---------- Selection ----------

The flavour is the main signifier of the changing seasons, even more so than the browning leaves falling from the trees. Its curious blend of cinnamon, cloves, nutmeg, ginger, and allspice just feels like autumn, and as a result, pumpkin spice is everywhere and in everything you can think of as soon as the end of September rolls around; you can get pumpkin spice coffee, dessert, candles, eyeshadow palettes, and even hair dye. Don’t be fooled — the ubiquity of pumpkin spice doesn’t mean that it’s universally loved. If anything, the taste is widely and passionately debated. People just can’t seem to agree on whether they hate it or love it. 
It’s no different on Team Unbothered, which really shouldn’t be a surprise at this point. (Y’all know we’re full of hot takes on this side.) A casual team meeting turned into The Great Debaters when someone innocently brought up their confusion about the hype around pumpkin spice, with both sides of the argument very enthusiastically trying to defend their respective stances. Like all good conversations, the heated discourse made way for some good content. Choose your side wisely — this is The Great Pumpkin Spice Debate.

---------- Information given ----------

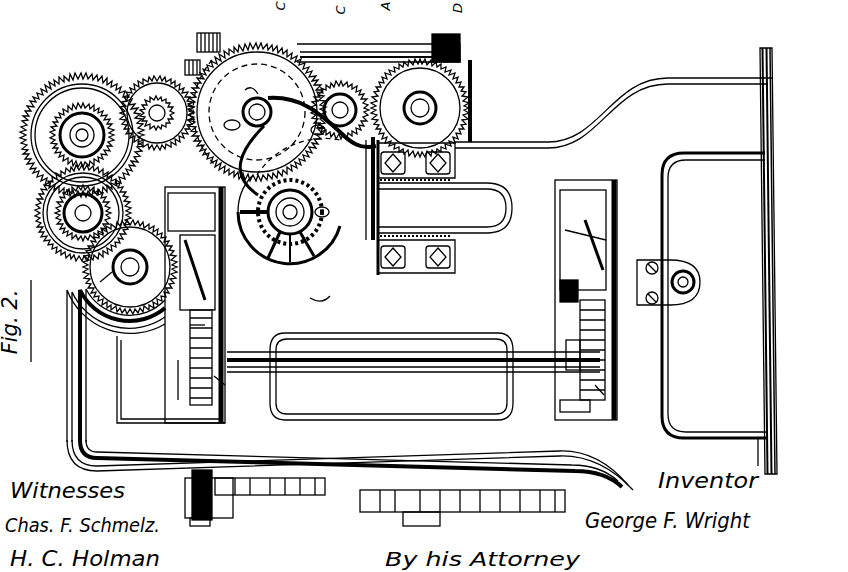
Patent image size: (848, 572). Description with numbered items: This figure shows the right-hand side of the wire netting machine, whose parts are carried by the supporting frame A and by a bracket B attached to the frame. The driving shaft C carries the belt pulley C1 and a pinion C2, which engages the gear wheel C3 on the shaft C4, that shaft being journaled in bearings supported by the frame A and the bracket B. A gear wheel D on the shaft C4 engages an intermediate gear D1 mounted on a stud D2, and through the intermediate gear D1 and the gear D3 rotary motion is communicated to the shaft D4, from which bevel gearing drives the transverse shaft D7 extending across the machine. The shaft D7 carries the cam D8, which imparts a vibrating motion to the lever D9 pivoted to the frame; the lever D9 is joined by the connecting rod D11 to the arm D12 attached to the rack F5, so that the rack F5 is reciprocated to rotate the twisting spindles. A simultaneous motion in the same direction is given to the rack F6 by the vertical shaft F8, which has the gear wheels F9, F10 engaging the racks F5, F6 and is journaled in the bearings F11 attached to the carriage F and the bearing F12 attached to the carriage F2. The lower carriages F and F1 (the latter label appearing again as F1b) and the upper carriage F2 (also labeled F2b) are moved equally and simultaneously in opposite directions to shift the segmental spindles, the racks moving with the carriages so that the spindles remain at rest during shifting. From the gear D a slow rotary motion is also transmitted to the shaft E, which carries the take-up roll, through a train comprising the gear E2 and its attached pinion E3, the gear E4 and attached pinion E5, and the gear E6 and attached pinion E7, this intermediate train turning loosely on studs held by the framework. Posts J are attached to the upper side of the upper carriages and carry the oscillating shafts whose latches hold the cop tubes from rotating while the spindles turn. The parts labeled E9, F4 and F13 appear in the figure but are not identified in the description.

The supporting frame A is at (541, 158).
The bracket B is at (284, 138).
The driving shaft C is at (290, 226).
The belt pulley C1 is at (333, 69).
The pinion C2 is at (304, 236).
The gear wheel C3 is at (224, 122).
The shaft C4 is at (241, 81).
The gear wheel D is at (262, 62).
The intermediate gear D1 is at (332, 88).
The stud D2 is at (342, 90).
The gear D3 is at (420, 100).
The shaft D4 is at (422, 118).
The transverse shaft D7 is at (456, 228).
The cam D8 is at (362, 514).
The lever D9 is at (288, 496).
The connecting rod D11 is at (198, 502).
The arm D12 is at (200, 520).
The shaft E is at (130, 274).
The gear E2 is at (167, 70).
The pinion E3 is at (155, 105).
The gear E4 is at (98, 95).
The pinion E5 is at (76, 112).
The gear E6 is at (38, 224).
The pinion E7 is at (66, 248).
The shaft E9 is at (100, 282).
The carriage F is at (191, 305).
The carriage F1 is at (196, 240).
The carriage F1b is at (190, 392).
The carriage F2 is at (565, 282).
The carriage F2b is at (605, 362).
The lever F4 is at (598, 235).
The rack F5 is at (205, 325).
The rack F6 is at (600, 330).
The vertical shaft F8 is at (342, 372).
The gear wheel F9 is at (214, 380).
The gear wheel F10 is at (604, 395).
The bearings F11 is at (178, 372).
The bearing F12 is at (578, 365).
The lever F13 is at (606, 240).
The posts J is at (694, 288).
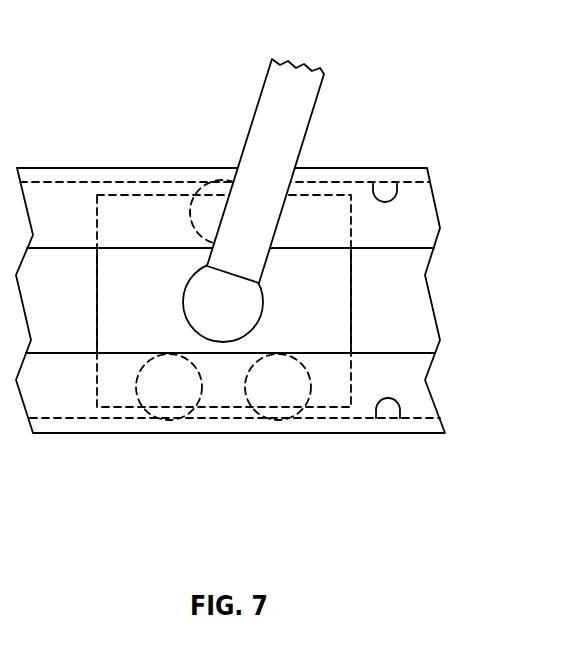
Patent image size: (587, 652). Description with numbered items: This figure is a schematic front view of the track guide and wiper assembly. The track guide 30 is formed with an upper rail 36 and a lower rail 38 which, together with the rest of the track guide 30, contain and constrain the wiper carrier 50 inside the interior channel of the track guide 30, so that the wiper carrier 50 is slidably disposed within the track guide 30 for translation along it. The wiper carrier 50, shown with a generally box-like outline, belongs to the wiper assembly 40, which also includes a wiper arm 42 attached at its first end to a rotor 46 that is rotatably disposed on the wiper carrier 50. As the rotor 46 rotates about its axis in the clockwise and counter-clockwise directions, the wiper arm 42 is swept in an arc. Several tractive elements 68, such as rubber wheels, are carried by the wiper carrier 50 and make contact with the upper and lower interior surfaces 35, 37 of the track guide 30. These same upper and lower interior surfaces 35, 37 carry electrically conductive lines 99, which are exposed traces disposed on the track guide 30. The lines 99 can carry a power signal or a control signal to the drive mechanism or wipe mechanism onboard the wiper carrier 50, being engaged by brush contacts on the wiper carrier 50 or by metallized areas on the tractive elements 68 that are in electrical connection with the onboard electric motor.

The track guide 30 is at (106, 168).
The upper interior surface 35 is at (395, 195).
The upper rail 36 is at (66, 210).
The lower interior surface 37 is at (399, 418).
The lower rail 38 is at (48, 388).
The wiper assembly 40 is at (396, 57).
The wiper arm 42 is at (272, 100).
The rotor 46 is at (205, 300).
The wiper carrier 50 is at (353, 292).
The tractive elements 68 is at (192, 213).
The electrically conductive lines 99 is at (243, 305).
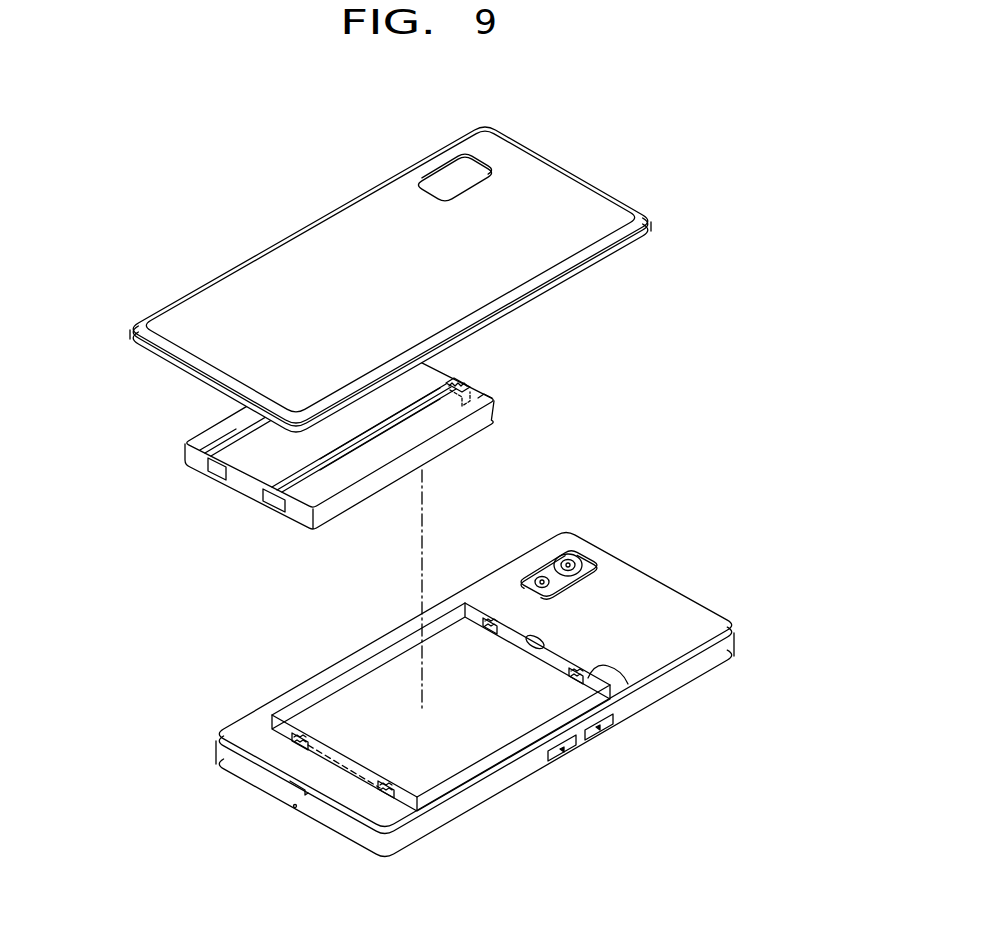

----------

Parts of the exercise:
A – Which five spices make up the blend described in the passage on pumpkin spice?
B – Retype the part of the passage on pumpkin spice that opens with the words containing "The flavour is" and closes with "or love it.".

Solution list:
A – Cinnamon, cloves, nutmeg, ginger, and allspice.

B –
The flavour is the main signifier of the changing seasons, even more so than the browning leaves falling from the trees. Its curious blend of cinnamon, cloves, nutmeg, ginger, and allspice just feels like autumn, and as a result, pumpkin spice is everywhere and in everything you can think of as soon as the end of September rolls around; you can get pumpkin spice coffee, dessert, candles, eyeshadow palettes, and even hair dye. Don’t be fooled — the ubiquity of pumpkin spice doesn’t mean that it’s universally loved. If anything, the taste is widely and passionately debated. People just can’t seem to agree on whether they hate it or love it.